Exercise description:
Extract the full listing below without altering a single character.

Material for this exercise:

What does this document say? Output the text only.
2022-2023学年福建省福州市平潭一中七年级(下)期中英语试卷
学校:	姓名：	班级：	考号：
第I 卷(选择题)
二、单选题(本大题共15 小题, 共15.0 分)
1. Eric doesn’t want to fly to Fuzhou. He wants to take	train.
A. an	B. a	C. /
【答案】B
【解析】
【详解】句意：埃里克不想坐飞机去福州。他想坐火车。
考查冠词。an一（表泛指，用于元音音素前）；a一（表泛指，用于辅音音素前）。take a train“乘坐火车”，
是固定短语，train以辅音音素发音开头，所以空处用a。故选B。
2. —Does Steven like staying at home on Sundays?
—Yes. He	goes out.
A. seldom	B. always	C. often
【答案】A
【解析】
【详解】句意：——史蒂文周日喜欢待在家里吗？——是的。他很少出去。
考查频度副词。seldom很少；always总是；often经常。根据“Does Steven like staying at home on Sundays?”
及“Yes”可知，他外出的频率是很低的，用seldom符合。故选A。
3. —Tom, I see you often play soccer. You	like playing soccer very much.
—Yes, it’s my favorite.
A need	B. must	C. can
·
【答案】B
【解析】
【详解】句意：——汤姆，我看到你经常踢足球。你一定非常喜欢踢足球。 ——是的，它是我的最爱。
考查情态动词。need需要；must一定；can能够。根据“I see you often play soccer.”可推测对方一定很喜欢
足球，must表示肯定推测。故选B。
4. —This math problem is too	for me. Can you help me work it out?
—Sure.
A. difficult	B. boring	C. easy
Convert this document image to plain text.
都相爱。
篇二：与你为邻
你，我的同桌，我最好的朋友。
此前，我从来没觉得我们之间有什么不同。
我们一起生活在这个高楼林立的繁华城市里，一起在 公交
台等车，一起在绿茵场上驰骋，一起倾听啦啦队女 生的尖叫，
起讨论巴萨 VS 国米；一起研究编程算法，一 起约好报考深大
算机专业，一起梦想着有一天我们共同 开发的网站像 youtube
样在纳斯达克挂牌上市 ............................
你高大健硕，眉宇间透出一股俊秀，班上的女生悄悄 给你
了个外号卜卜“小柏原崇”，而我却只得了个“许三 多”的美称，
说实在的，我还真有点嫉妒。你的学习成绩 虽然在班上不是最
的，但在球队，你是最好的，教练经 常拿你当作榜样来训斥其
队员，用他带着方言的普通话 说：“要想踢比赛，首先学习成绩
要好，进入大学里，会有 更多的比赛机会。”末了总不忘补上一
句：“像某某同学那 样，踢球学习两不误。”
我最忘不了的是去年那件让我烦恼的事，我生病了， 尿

Exercise output:
What does this document say? Output the text only.
2022-2023学年福建省福州市平潭一中七年级(下)期中英语试卷
学校:	姓名：	班级：	考号：
第I 卷(选择题)
二、单选题(本大题共15 小题, 共15.0 分)
1. Eric doesn’t want to fly to Fuzhou. He wants to take	train.
A. an	B. a	C. /
【答案】B
【解析】
【详解】句意：埃里克不想坐飞机去福州。他想坐火车。
考查冠词。an一（表泛指，用于元音音素前）；a一（表泛指，用于辅音音素前）。take a train“乘坐火车”，
是固定短语，train以辅音音素发音开头，所以空处用a。故选B。
2. —Does Steven like staying at home on Sundays?
—Yes. He	goes out.
A. seldom	B. always	C. often
【答案】A
【解析】
【详解】句意：——史蒂文周日喜欢待在家里吗？——是的。他很少出去。
考查频度副词。seldom很少；always总是；often经常。根据“Does Steven like staying at home on Sundays?”
及“Yes”可知，他外出的频率是很低的，用seldom符合。故选A。
3. —Tom, I see you often play soccer. You	like playing soccer very much.
—Yes, it’s my favorite.
A need	B. must	C. can
·
【答案】B
【解析】
【详解】句意：——汤姆，我看到你经常踢足球。你一定非常喜欢踢足球。 ——是的，它是我的最爱。
考查情态动词。need需要；must一定；can能够。根据“I see you often play soccer.”可推测对方一定很喜欢
足球，must表示肯定推测。故选B。
4. —This math problem is too	for me. Can you help me work it out?
—Sure.
A. difficult	B. boring	C. easy
Convert this document image to plain text.
都相爱。
篇二：与你为邻
你，我的同桌，我最好的朋友。
此前，我从来没觉得我们之间有什么不同。
我们一起生活在这个高楼林立的繁华城市里，一起在 公交
台等车，一起在绿茵场上驰骋，一起倾听啦啦队女 生的尖叫，
起讨论巴萨 VS 国米；一起研究编程算法，一 起约好报考深大
算机专业，一起梦想着有一天我们共同 开发的网站像 youtube
样在纳斯达克挂牌上市 ............................
你高大健硕，眉宇间透出一股俊秀，班上的女生悄悄 给你
了个外号卜卜“小柏原崇”，而我却只得了个“许三 多”的美称，
说实在的，我还真有点嫉妒。你的学习成绩 虽然在班上不是最
的，但在球队，你是最好的，教练经 常拿你当作榜样来训斥其
队员，用他带着方言的普通话 说：“要想踢比赛，首先学习成绩
要好，进入大学里，会有 更多的比赛机会。”末了总不忘补上一
句：“像某某同学那 样，踢球学习两不误。”
我最忘不了的是去年那件让我烦恼的事，我生病了， 尿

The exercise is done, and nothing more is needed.